All of the records should be reproduced word for word, but no images may appear in the copy.

Data section |

----

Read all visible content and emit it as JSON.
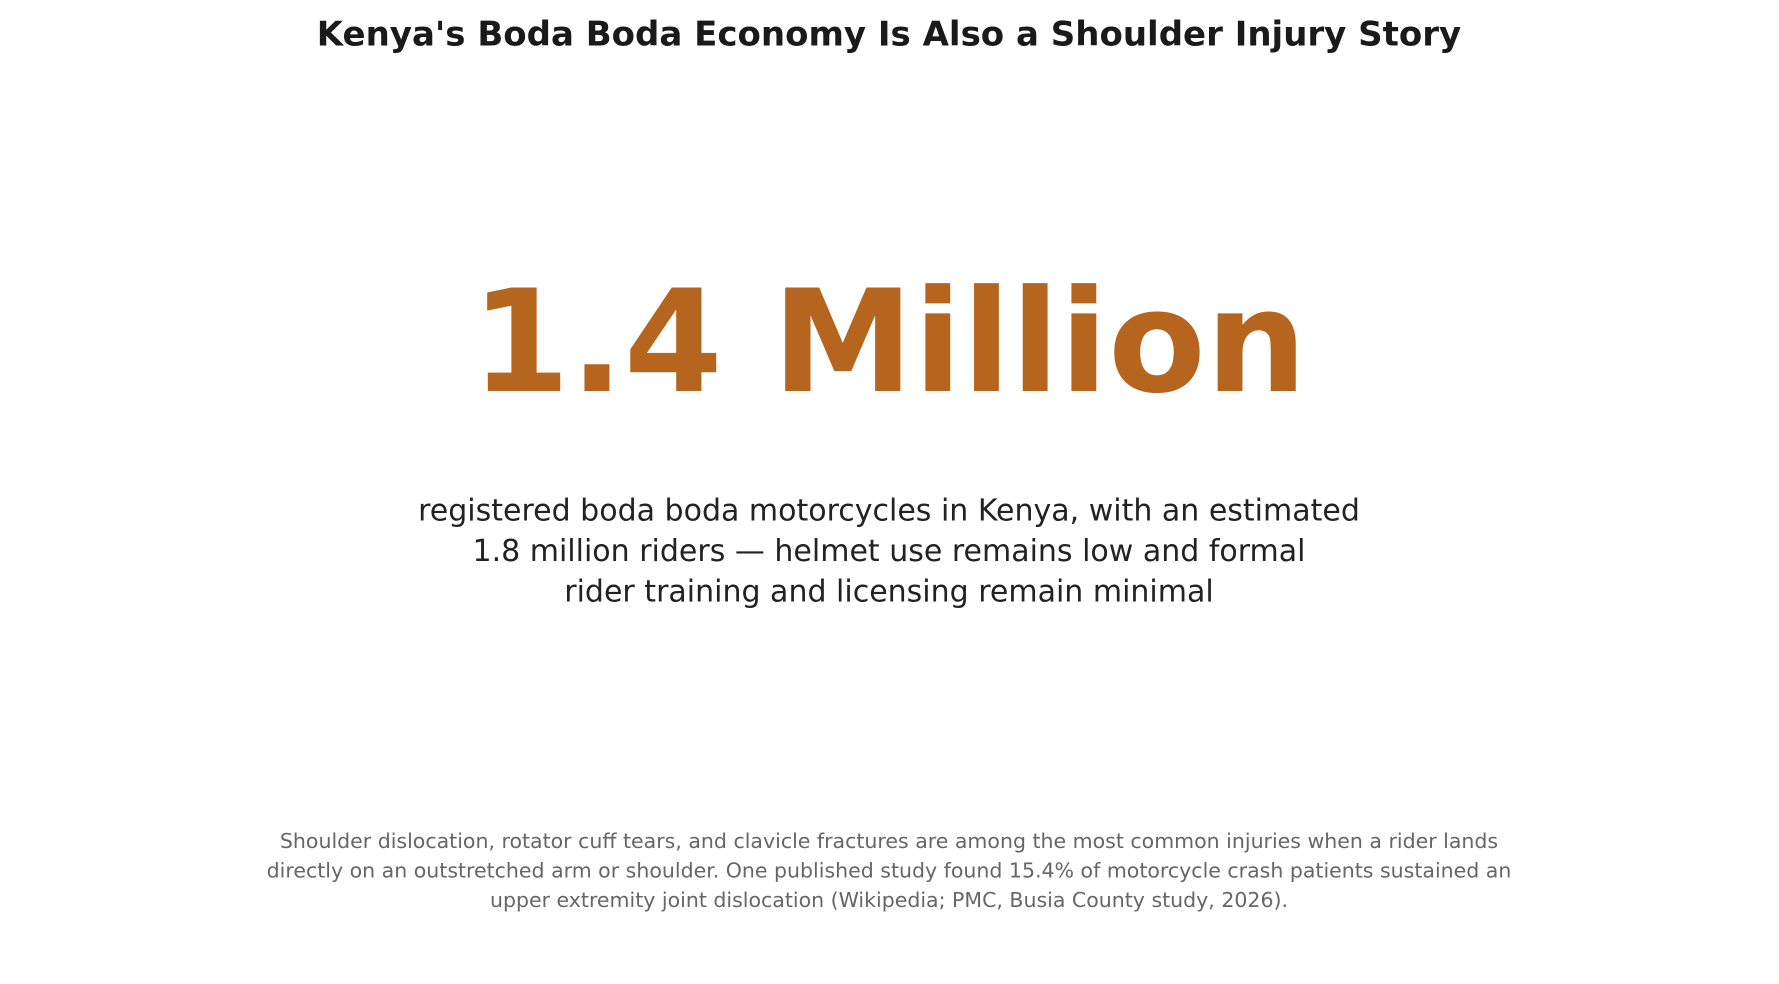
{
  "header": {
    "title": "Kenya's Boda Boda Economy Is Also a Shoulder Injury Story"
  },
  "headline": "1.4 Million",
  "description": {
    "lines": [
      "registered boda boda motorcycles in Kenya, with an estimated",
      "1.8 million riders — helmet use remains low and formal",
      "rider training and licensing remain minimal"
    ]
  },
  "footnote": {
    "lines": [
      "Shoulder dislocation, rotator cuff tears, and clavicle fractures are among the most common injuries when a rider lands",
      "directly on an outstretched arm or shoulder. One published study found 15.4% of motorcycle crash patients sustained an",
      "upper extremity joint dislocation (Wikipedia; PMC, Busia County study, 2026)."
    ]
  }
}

----

Result below |
Read all visible content and emit it as JSON.
{
  "header": {
    "title": "Kenya's Boda Boda Economy Is Also a Shoulder Injury Story"
  },
  "headline": "1.4 Million",
  "description": {
    "lines": [
      "registered boda boda motorcycles in Kenya, with an estimated",
      "1.8 million riders — helmet use remains low and formal",
      "rider training and licensing remain minimal"
    ]
  },
  "footnote": {
    "lines": [
      "Shoulder dislocation, rotator cuff tears, and clavicle fractures are among the most common injuries when a rider lands",
      "directly on an outstretched arm or shoulder. One published study found 15.4% of motorcycle crash patients sustained an",
      "upper extremity joint dislocation (Wikipedia; PMC, Busia County study, 2026)."
    ]
  }
}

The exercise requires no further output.